Copy out each line containing "error" from the entries below.

^^^^^^^^

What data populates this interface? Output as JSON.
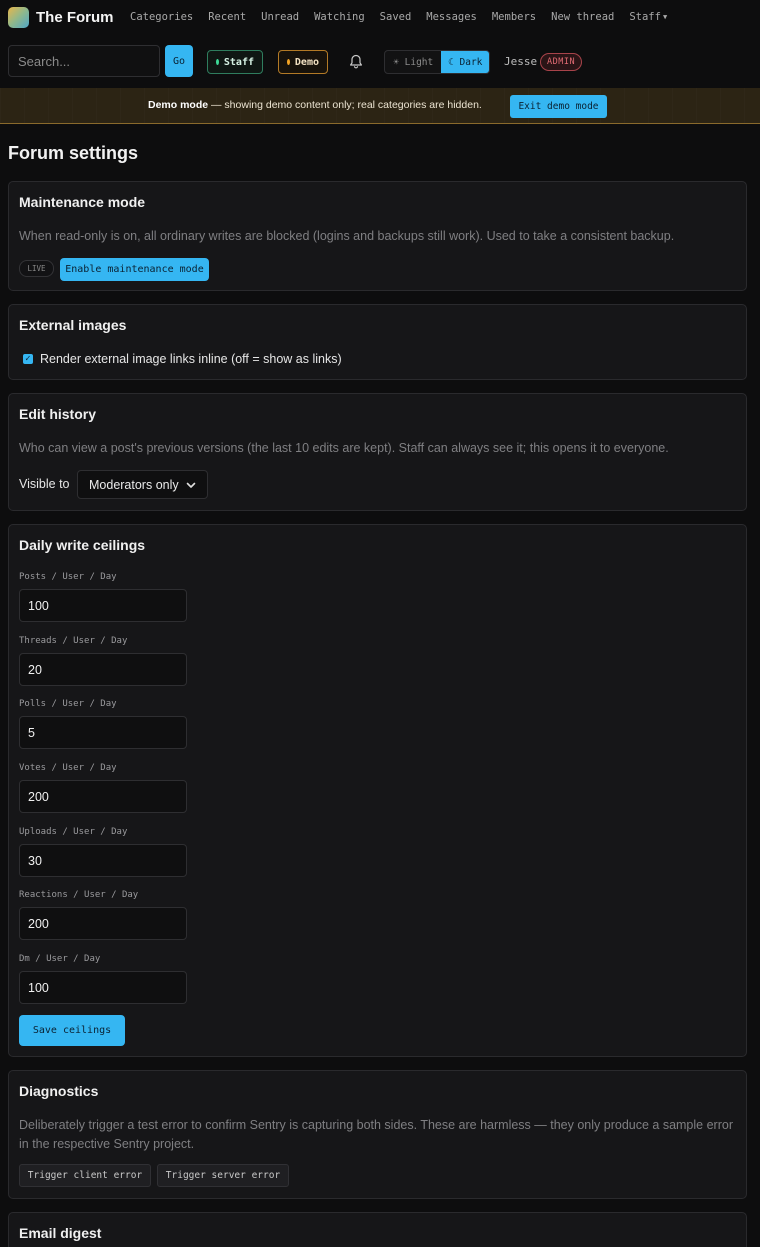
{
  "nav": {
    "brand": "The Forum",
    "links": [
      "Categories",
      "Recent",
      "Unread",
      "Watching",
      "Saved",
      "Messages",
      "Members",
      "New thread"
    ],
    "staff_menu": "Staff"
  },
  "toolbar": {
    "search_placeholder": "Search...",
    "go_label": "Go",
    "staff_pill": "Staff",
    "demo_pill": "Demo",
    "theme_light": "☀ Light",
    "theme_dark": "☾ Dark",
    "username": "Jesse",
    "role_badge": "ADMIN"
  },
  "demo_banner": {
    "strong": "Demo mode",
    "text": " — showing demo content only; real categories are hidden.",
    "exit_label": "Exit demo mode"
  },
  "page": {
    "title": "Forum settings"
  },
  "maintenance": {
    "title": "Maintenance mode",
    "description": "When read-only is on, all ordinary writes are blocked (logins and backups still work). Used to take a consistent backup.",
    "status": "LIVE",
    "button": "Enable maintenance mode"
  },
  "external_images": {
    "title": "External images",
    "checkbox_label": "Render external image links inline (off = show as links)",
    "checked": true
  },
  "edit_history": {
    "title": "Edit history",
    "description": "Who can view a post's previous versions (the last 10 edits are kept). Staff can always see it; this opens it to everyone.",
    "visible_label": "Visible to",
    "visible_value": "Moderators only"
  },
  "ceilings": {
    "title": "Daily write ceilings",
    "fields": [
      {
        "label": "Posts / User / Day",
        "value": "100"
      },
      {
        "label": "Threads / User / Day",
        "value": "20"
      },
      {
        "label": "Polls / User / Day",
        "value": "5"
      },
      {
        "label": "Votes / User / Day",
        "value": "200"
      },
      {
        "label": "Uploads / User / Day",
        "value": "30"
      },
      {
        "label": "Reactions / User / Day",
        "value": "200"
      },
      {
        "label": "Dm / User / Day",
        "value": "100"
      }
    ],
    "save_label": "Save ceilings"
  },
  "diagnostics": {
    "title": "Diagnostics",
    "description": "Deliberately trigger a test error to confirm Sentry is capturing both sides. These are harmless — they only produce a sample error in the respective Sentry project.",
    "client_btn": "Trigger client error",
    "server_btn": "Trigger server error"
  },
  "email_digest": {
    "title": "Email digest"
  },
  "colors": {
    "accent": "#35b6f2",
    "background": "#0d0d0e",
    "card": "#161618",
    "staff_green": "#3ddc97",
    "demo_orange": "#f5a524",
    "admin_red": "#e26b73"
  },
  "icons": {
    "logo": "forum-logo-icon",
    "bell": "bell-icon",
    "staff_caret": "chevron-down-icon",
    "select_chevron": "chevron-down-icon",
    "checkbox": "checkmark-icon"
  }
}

^^^^^^^^

Solution for this exercise –
    "description": "Deliberately trigger a test error to confirm Sentry is capturing both sides. These are harmless — they only produce a sample error in the respective Sentry project.",
    "client_btn": "Trigger client error",
    "server_btn": "Trigger server error"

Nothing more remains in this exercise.